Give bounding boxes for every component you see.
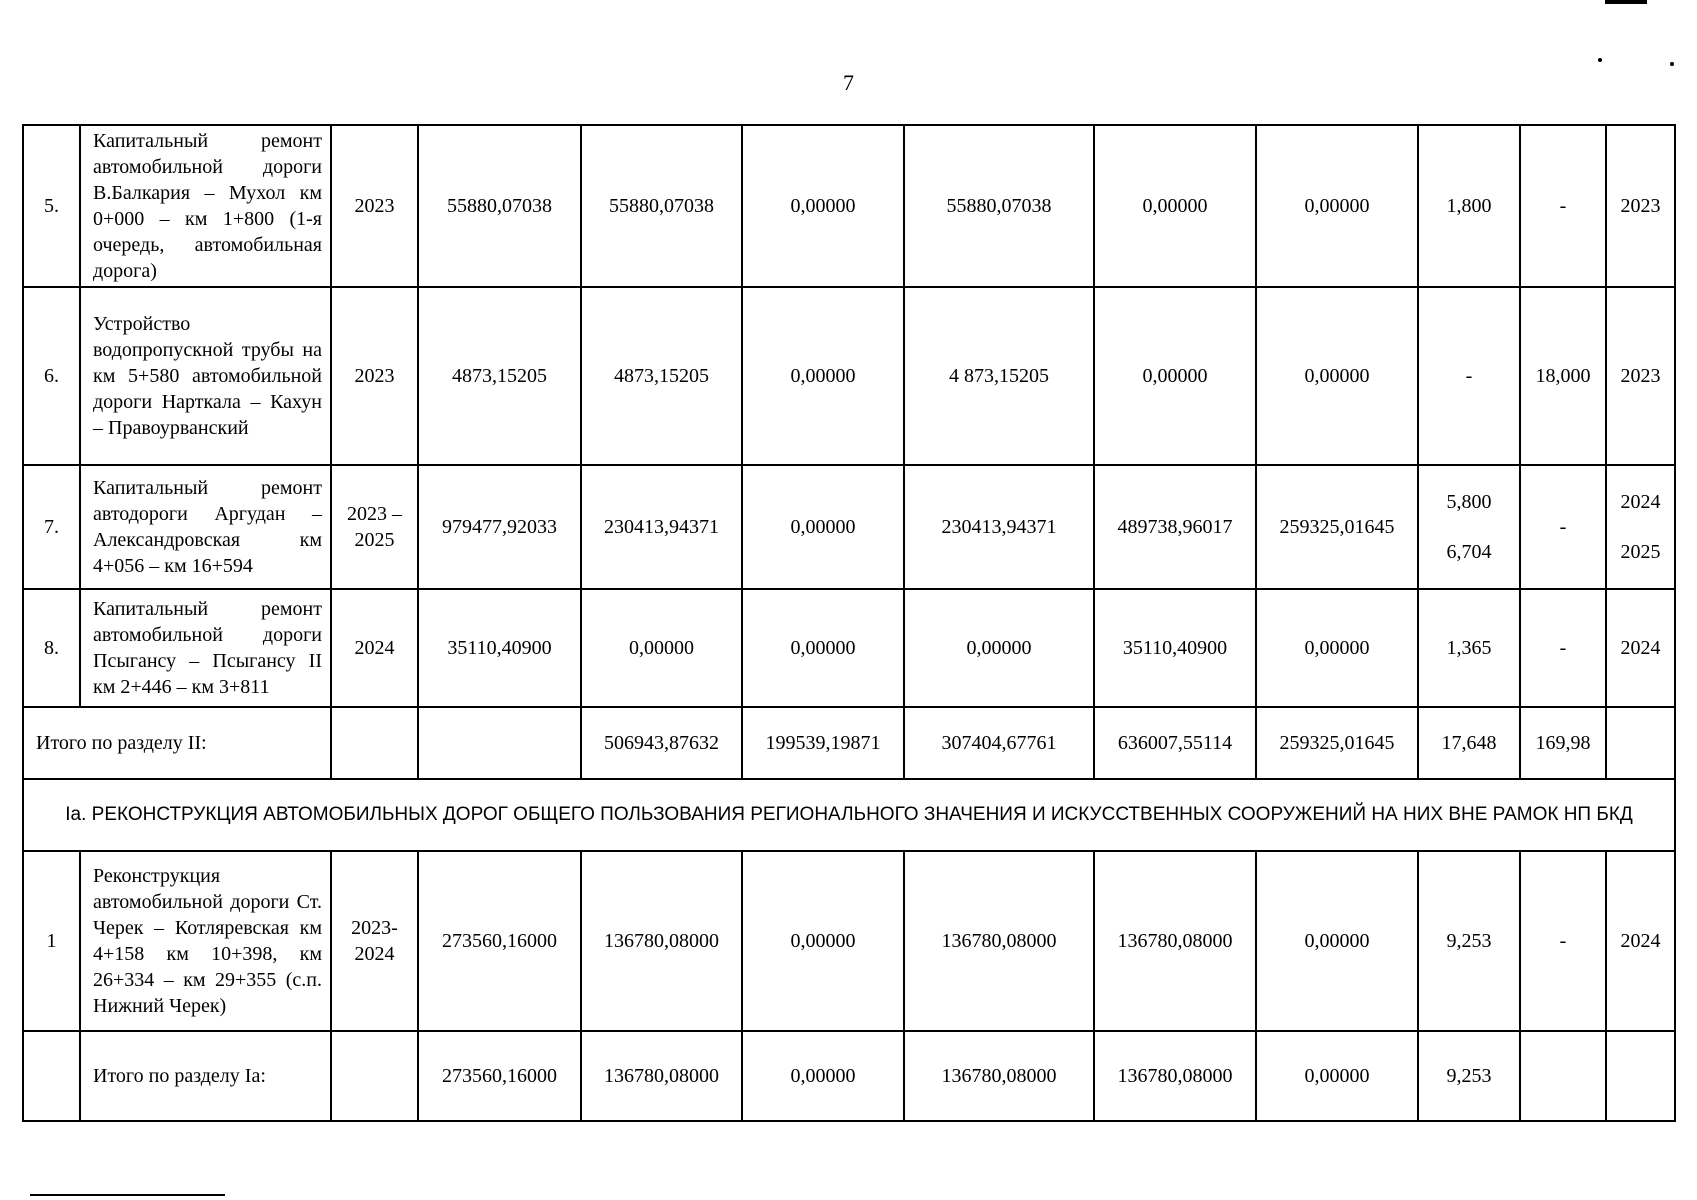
length-m-cell: - [1520,589,1606,707]
value-cell: 0,00000 [742,851,904,1031]
total-value-cell: 506943,87632 [581,707,742,779]
total-value-cell: 259325,01645 [1256,707,1418,779]
years-cell: 2023-2024 [331,851,418,1031]
row-number: 8. [23,589,80,707]
years-cell: 2024 [331,589,418,707]
completion-year-cell [1606,465,1675,589]
value-cell: 0,00000 [1094,287,1256,465]
object-name: Реконструкция автомобильной дороги Ст. Черек – Котляревская км 4+158 км 10+398, км 26+334 – км 29+355 (с.п. Нижний Черек) [80,851,331,1031]
empty-cell [331,1031,418,1121]
total-row-section-ii [23,707,1675,779]
empty-cell [1520,1031,1606,1121]
value-cell: 273560,16000 [418,851,581,1031]
scan-mark-bottom [30,1194,225,1196]
empty-cell [418,707,581,779]
total-value-cell: 273560,16000 [418,1031,581,1121]
value-cell: 4873,15205 [418,287,581,465]
total-length-m-cell: 169,98 [1520,707,1606,779]
object-name: Капитальный ремонт автомобильной дороги В.Балкария – Мухол км 0+000 – км 1+800 (1-я очередь, автомобильная дорога) [80,125,331,287]
value-cell: 0,00000 [581,589,742,707]
value-cell: 979477,92033 [418,465,581,589]
total-label: Итого по разделу II: [23,707,331,779]
empty-cell [1606,707,1675,779]
completion-year-cell: 2023 [1606,125,1675,287]
total-row-section-ia [23,1031,1675,1121]
total-value-cell: 199539,19871 [742,707,904,779]
total-length-km-cell: 17,648 [1418,707,1520,779]
value-cell: 55880,07038 [418,125,581,287]
scan-dot [1598,58,1602,62]
table-row [23,589,1675,707]
table-row [23,851,1675,1031]
total-value-cell: 136780,08000 [1094,1031,1256,1121]
value-cell: 0,00000 [742,465,904,589]
row-number: 1 [23,851,80,1031]
value-cell: 35110,40900 [418,589,581,707]
section-title: Iа. РЕКОНСТРУКЦИЯ АВТОМОБИЛЬНЫХ ДОРОГ ОБЩЕГО ПОЛЬЗОВАНИЯ РЕГИОНАЛЬНОГО ЗНАЧЕНИЯ И ИСКУССТВЕННЫХ СООРУЖЕНИЙ НА НИХ ВНЕ РАМОК НП БКД [23,779,1675,851]
object-name: Устройство водопропускной трубы на км 5+580 автомобильной дороги Нарткала – Кахун – Правоурванский [80,287,331,465]
page-number: 7 [843,70,854,95]
length-m-cell: 18,000 [1520,287,1606,465]
value-cell: 259325,01645 [1256,465,1418,589]
completion-year-cell: 2024 [1606,589,1675,707]
length-km-stage-1: 5,800 [1446,491,1492,513]
length-km-stage-2: 6,704 [1446,541,1492,563]
completion-year-cell: 2023 [1606,287,1675,465]
object-name: Капитальный ремонт автодороги Аргудан – Александровская км 4+056 – км 16+594 [80,465,331,589]
table-row [23,125,1675,287]
value-cell: 230413,94371 [581,465,742,589]
row-number: 5. [23,125,80,287]
section-header-row [23,779,1675,851]
value-cell: 0,00000 [742,125,904,287]
scan-dot [1670,62,1674,66]
row-number: 7. [23,465,80,589]
value-cell: 0,00000 [904,589,1094,707]
length-km-cell: - [1418,287,1520,465]
table-row [23,287,1675,465]
empty-cell [23,1031,80,1121]
length-m-cell: - [1520,125,1606,287]
length-km-cell: 1,365 [1418,589,1520,707]
total-value-cell: 0,00000 [1256,1031,1418,1121]
length-km-cell: 1,800 [1418,125,1520,287]
scan-mark-top [1605,0,1647,4]
value-cell: 489738,96017 [1094,465,1256,589]
total-value-cell: 136780,08000 [581,1031,742,1121]
length-km-cell [1418,465,1520,589]
total-value-cell: 136780,08000 [904,1031,1094,1121]
road-works-table [22,124,1676,1122]
years-cell: 2023 [331,287,418,465]
empty-cell [1606,1031,1675,1121]
value-cell: 35110,40900 [1094,589,1256,707]
length-m-cell: - [1520,465,1606,589]
total-length-km-cell: 9,253 [1418,1031,1520,1121]
length-km-cell: 9,253 [1418,851,1520,1031]
value-cell: 0,00000 [1256,851,1418,1031]
value-cell: 0,00000 [742,589,904,707]
years-cell: 2023 [331,125,418,287]
value-cell: 4873,15205 [581,287,742,465]
total-value-cell: 307404,67761 [904,707,1094,779]
years-cell: 2023 – 2025 [331,465,418,589]
completion-year-stage-2: 2025 [1620,541,1661,563]
total-value-cell: 0,00000 [742,1031,904,1121]
value-cell: 0,00000 [1256,125,1418,287]
completion-year-cell: 2024 [1606,851,1675,1031]
value-cell: 136780,08000 [581,851,742,1031]
value-cell: 0,00000 [742,287,904,465]
value-cell: 136780,08000 [904,851,1094,1031]
completion-year-stage-1: 2024 [1620,491,1661,513]
row-number: 6. [23,287,80,465]
value-cell: 4 873,15205 [904,287,1094,465]
total-label: Итого по разделу Iа: [80,1031,331,1121]
value-cell: 0,00000 [1256,589,1418,707]
object-name: Капитальный ремонт автомобильной дороги Псыгансу – Псыгансу II км 2+446 – км 3+811 [80,589,331,707]
value-cell: 55880,07038 [581,125,742,287]
value-cell: 136780,08000 [1094,851,1256,1031]
length-m-cell: - [1520,851,1606,1031]
value-cell: 230413,94371 [904,465,1094,589]
value-cell: 0,00000 [1256,287,1418,465]
total-value-cell: 636007,55114 [1094,707,1256,779]
empty-cell [331,707,418,779]
value-cell: 0,00000 [1094,125,1256,287]
table-row [23,465,1675,589]
value-cell: 55880,07038 [904,125,1094,287]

________________________________________

▸ Written problem: Reproduce every line of the records above without any change, and leave the picture out of your copy.

▸ Full solution:
Give bounding boxes for every component you see.
length-m-cell: - [1520,589,1606,707]
value-cell: 0,00000 [742,851,904,1031]
total-value-cell: 506943,87632 [581,707,742,779]
total-value-cell: 259325,01645 [1256,707,1418,779]
years-cell: 2023-2024 [331,851,418,1031]
row-number: 8. [23,589,80,707]
years-cell: 2024 [331,589,418,707]
completion-year-cell [1606,465,1675,589]
value-cell: 0,00000 [1094,287,1256,465]
object-name: Реконструкция автомобильной дороги Ст. Черек – Котляревская км 4+158 км 10+398, км 26+334 – км 29+355 (с.п. Нижний Черек) [80,851,331,1031]
empty-cell [331,1031,418,1121]
total-row-section-ii [23,707,1675,779]
empty-cell [1520,1031,1606,1121]
value-cell: 273560,16000 [418,851,581,1031]
scan-mark-bottom [30,1194,225,1196]
empty-cell [418,707,581,779]
total-value-cell: 273560,16000 [418,1031,581,1121]
value-cell: 4873,15205 [418,287,581,465]
total-length-m-cell: 169,98 [1520,707,1606,779]
object-name: Капитальный ремонт автомобильной дороги В.Балкария – Мухол км 0+000 – км 1+800 (1-я очередь, автомобильная дорога) [80,125,331,287]
value-cell: 0,00000 [581,589,742,707]
value-cell: 979477,92033 [418,465,581,589]
total-label: Итого по разделу II: [23,707,331,779]
empty-cell [1606,707,1675,779]
completion-year-cell: 2023 [1606,125,1675,287]
total-row-section-ia [23,1031,1675,1121]
total-value-cell: 199539,19871 [742,707,904,779]
total-length-km-cell: 17,648 [1418,707,1520,779]
value-cell: 55880,07038 [418,125,581,287]
scan-dot [1598,58,1602,62]
table-row [23,589,1675,707]
table-row [23,851,1675,1031]
total-value-cell: 136780,08000 [1094,1031,1256,1121]
value-cell: 0,00000 [742,465,904,589]
row-number: 1 [23,851,80,1031]
value-cell: 35110,40900 [418,589,581,707]
section-title: Iа. РЕКОНСТРУКЦИЯ АВТОМОБИЛЬНЫХ ДОРОГ ОБЩЕГО ПОЛЬЗОВАНИЯ РЕГИОНАЛЬНОГО ЗНАЧЕНИЯ И ИСКУССТВЕННЫХ СООРУЖЕНИЙ НА НИХ ВНЕ РАМОК НП БКД [23,779,1675,851]
object-name: Устройство водопропускной трубы на км 5+580 автомобильной дороги Нарткала – Кахун – Правоурванский [80,287,331,465]
page-number: 7 [843,70,854,95]
length-m-cell: 18,000 [1520,287,1606,465]
value-cell: 259325,01645 [1256,465,1418,589]
completion-year-cell: 2024 [1606,589,1675,707]
length-km-stage-1: 5,800 [1446,491,1492,513]
length-km-stage-2: 6,704 [1446,541,1492,563]
completion-year-cell: 2023 [1606,287,1675,465]
object-name: Капитальный ремонт автодороги Аргудан – Александровская км 4+056 – км 16+594 [80,465,331,589]
table-row [23,125,1675,287]
value-cell: 230413,94371 [581,465,742,589]
row-number: 5. [23,125,80,287]
section-header-row [23,779,1675,851]
value-cell: 0,00000 [742,125,904,287]
scan-dot [1670,62,1674,66]
row-number: 7. [23,465,80,589]
value-cell: 0,00000 [904,589,1094,707]
length-km-cell: - [1418,287,1520,465]
table-row [23,287,1675,465]
empty-cell [23,1031,80,1121]
length-m-cell: - [1520,125,1606,287]
length-km-cell: 1,365 [1418,589,1520,707]
total-value-cell: 0,00000 [1256,1031,1418,1121]
length-km-cell: 1,800 [1418,125,1520,287]
scan-mark-top [1605,0,1647,4]
value-cell: 489738,96017 [1094,465,1256,589]
total-value-cell: 136780,08000 [581,1031,742,1121]
length-km-cell [1418,465,1520,589]
total-value-cell: 136780,08000 [904,1031,1094,1121]
road-works-table [22,124,1676,1122]
years-cell: 2023 [331,287,418,465]
empty-cell [1606,1031,1675,1121]
value-cell: 35110,40900 [1094,589,1256,707]
length-m-cell: - [1520,465,1606,589]
total-length-km-cell: 9,253 [1418,1031,1520,1121]
length-km-cell: 9,253 [1418,851,1520,1031]
value-cell: 0,00000 [1256,851,1418,1031]
value-cell: 0,00000 [742,589,904,707]
years-cell: 2023 [331,125,418,287]
value-cell: 4873,15205 [581,287,742,465]
total-value-cell: 307404,67761 [904,707,1094,779]
years-cell: 2023 – 2025 [331,465,418,589]
completion-year-stage-2: 2025 [1620,541,1661,563]
total-value-cell: 0,00000 [742,1031,904,1121]
value-cell: 0,00000 [1256,125,1418,287]
completion-year-cell: 2024 [1606,851,1675,1031]
value-cell: 136780,08000 [581,851,742,1031]
value-cell: 0,00000 [742,287,904,465]
value-cell: 136780,08000 [904,851,1094,1031]
completion-year-stage-1: 2024 [1620,491,1661,513]
row-number: 6. [23,287,80,465]
value-cell: 4 873,15205 [904,287,1094,465]
total-label: Итого по разделу Iа: [80,1031,331,1121]
value-cell: 0,00000 [1256,589,1418,707]
object-name: Капитальный ремонт автомобильной дороги Псыгансу – Псыгансу II км 2+446 – км 3+811 [80,589,331,707]
value-cell: 55880,07038 [581,125,742,287]
value-cell: 136780,08000 [1094,851,1256,1031]
length-m-cell: - [1520,851,1606,1031]
value-cell: 230413,94371 [904,465,1094,589]
value-cell: 0,00000 [1256,287,1418,465]
total-value-cell: 636007,55114 [1094,707,1256,779]
empty-cell [331,707,418,779]
value-cell: 0,00000 [1094,125,1256,287]
table-row [23,465,1675,589]
value-cell: 55880,07038 [904,125,1094,287]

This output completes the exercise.